=== Task description ===
Reproduce the listing below in its entirety. Change nothing.

▼▼▼

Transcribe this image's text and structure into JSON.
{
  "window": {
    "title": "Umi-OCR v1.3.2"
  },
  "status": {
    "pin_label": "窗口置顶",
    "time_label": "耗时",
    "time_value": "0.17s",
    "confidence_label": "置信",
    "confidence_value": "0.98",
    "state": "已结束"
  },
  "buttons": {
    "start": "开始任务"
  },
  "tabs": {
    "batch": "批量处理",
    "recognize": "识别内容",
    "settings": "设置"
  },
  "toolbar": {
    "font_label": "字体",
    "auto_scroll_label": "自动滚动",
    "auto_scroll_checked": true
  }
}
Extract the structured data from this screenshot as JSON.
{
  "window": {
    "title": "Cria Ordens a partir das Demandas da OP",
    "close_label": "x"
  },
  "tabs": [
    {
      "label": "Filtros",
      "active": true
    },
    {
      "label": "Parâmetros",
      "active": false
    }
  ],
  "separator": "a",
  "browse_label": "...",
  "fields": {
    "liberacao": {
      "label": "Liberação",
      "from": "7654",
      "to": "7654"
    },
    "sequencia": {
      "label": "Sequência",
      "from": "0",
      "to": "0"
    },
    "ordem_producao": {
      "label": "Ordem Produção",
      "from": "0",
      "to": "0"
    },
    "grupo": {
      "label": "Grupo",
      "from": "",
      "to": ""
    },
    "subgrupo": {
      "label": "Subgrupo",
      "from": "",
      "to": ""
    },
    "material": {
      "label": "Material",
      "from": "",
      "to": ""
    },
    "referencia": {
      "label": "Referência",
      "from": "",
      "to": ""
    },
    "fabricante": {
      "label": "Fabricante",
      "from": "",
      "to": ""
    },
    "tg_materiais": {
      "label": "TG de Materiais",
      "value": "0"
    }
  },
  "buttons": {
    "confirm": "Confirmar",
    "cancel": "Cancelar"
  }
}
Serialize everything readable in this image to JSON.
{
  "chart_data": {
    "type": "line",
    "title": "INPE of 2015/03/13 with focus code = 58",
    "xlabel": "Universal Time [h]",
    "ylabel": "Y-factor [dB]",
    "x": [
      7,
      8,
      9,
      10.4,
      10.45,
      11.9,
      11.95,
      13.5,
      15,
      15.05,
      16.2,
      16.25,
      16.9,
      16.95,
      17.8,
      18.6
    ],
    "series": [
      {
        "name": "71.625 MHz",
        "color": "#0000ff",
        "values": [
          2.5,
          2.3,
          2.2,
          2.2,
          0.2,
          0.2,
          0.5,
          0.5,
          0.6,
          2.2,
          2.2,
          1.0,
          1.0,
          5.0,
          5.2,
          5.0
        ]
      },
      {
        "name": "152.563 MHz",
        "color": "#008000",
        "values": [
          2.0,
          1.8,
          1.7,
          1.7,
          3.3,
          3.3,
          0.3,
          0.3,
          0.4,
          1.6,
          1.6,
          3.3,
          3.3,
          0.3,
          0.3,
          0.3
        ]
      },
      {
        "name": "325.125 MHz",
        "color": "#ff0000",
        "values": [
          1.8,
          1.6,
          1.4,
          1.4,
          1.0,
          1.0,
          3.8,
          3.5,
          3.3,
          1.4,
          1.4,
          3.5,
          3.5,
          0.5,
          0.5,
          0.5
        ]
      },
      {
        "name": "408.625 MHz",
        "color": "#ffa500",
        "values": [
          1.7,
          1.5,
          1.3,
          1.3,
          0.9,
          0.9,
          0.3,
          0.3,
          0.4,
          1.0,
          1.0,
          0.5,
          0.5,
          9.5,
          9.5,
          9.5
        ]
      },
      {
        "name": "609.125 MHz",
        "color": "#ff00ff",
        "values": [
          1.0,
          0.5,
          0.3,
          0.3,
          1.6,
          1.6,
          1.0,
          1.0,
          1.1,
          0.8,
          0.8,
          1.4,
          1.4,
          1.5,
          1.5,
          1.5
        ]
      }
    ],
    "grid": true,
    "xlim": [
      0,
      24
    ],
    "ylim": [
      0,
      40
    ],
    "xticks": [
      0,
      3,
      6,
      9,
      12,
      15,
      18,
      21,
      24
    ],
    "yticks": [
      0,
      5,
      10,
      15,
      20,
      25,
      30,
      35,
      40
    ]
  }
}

▲▲▲

=== Written solution ===
Transcribe this image's text and structure into JSON.
{
  "window": {
    "title": "Umi-OCR v1.3.2"
  },
  "status": {
    "pin_label": "窗口置顶",
    "time_label": "耗时",
    "time_value": "0.17s",
    "confidence_label": "置信",
    "confidence_value": "0.98",
    "state": "已结束"
  },
  "buttons": {
    "start": "开始任务"
  },
  "tabs": {
    "batch": "批量处理",
    "recognize": "识别内容",
    "settings": "设置"
  },
  "toolbar": {
    "font_label": "字体",
    "auto_scroll_label": "自动滚动",
    "auto_scroll_checked": true
  }
}
Extract the structured data from this screenshot as JSON.
{
  "window": {
    "title": "Cria Ordens a partir das Demandas da OP",
    "close_label": "x"
  },
  "tabs": [
    {
      "label": "Filtros",
      "active": true
    },
    {
      "label": "Parâmetros",
      "active": false
    }
  ],
  "separator": "a",
  "browse_label": "...",
  "fields": {
    "liberacao": {
      "label": "Liberação",
      "from": "7654",
      "to": "7654"
    },
    "sequencia": {
      "label": "Sequência",
      "from": "0",
      "to": "0"
    },
    "ordem_producao": {
      "label": "Ordem Produção",
      "from": "0",
      "to": "0"
    },
    "grupo": {
      "label": "Grupo",
      "from": "",
      "to": ""
    },
    "subgrupo": {
      "label": "Subgrupo",
      "from": "",
      "to": ""
    },
    "material": {
      "label": "Material",
      "from": "",
      "to": ""
    },
    "referencia": {
      "label": "Referência",
      "from": "",
      "to": ""
    },
    "fabricante": {
      "label": "Fabricante",
      "from": "",
      "to": ""
    },
    "tg_materiais": {
      "label": "TG de Materiais",
      "value": "0"
    }
  },
  "buttons": {
    "confirm": "Confirmar",
    "cancel": "Cancelar"
  }
}
Serialize everything readable in this image to JSON.
{
  "chart_data": {
    "type": "line",
    "title": "INPE of 2015/03/13 with focus code = 58",
    "xlabel": "Universal Time [h]",
    "ylabel": "Y-factor [dB]",
    "x": [
      7,
      8,
      9,
      10.4,
      10.45,
      11.9,
      11.95,
      13.5,
      15,
      15.05,
      16.2,
      16.25,
      16.9,
      16.95,
      17.8,
      18.6
    ],
    "series": [
      {
        "name": "71.625 MHz",
        "color": "#0000ff",
        "values": [
          2.5,
          2.3,
          2.2,
          2.2,
          0.2,
          0.2,
          0.5,
          0.5,
          0.6,
          2.2,
          2.2,
          1.0,
          1.0,
          5.0,
          5.2,
          5.0
        ]
      },
      {
        "name": "152.563 MHz",
        "color": "#008000",
        "values": [
          2.0,
          1.8,
          1.7,
          1.7,
          3.3,
          3.3,
          0.3,
          0.3,
          0.4,
          1.6,
          1.6,
          3.3,
          3.3,
          0.3,
          0.3,
          0.3
        ]
      },
      {
        "name": "325.125 MHz",
        "color": "#ff0000",
        "values": [
          1.8,
          1.6,
          1.4,
          1.4,
          1.0,
          1.0,
          3.8,
          3.5,
          3.3,
          1.4,
          1.4,
          3.5,
          3.5,
          0.5,
          0.5,
          0.5
        ]
      },
      {
        "name": "408.625 MHz",
        "color": "#ffa500",
        "values": [
          1.7,
          1.5,
          1.3,
          1.3,
          0.9,
          0.9,
          0.3,
          0.3,
          0.4,
          1.0,
          1.0,
          0.5,
          0.5,
          9.5,
          9.5,
          9.5
        ]
      },
      {
        "name": "609.125 MHz",
        "color": "#ff00ff",
        "values": [
          1.0,
          0.5,
          0.3,
          0.3,
          1.6,
          1.6,
          1.0,
          1.0,
          1.1,
          0.8,
          0.8,
          1.4,
          1.4,
          1.5,
          1.5,
          1.5
        ]
      }
    ],
    "grid": true,
    "xlim": [
      0,
      24
    ],
    "ylim": [
      0,
      40
    ],
    "xticks": [
      0,
      3,
      6,
      9,
      12,
      15,
      18,
      21,
      24
    ],
    "yticks": [
      0,
      5,
      10,
      15,
      20,
      25,
      30,
      35,
      40
    ]
  }
}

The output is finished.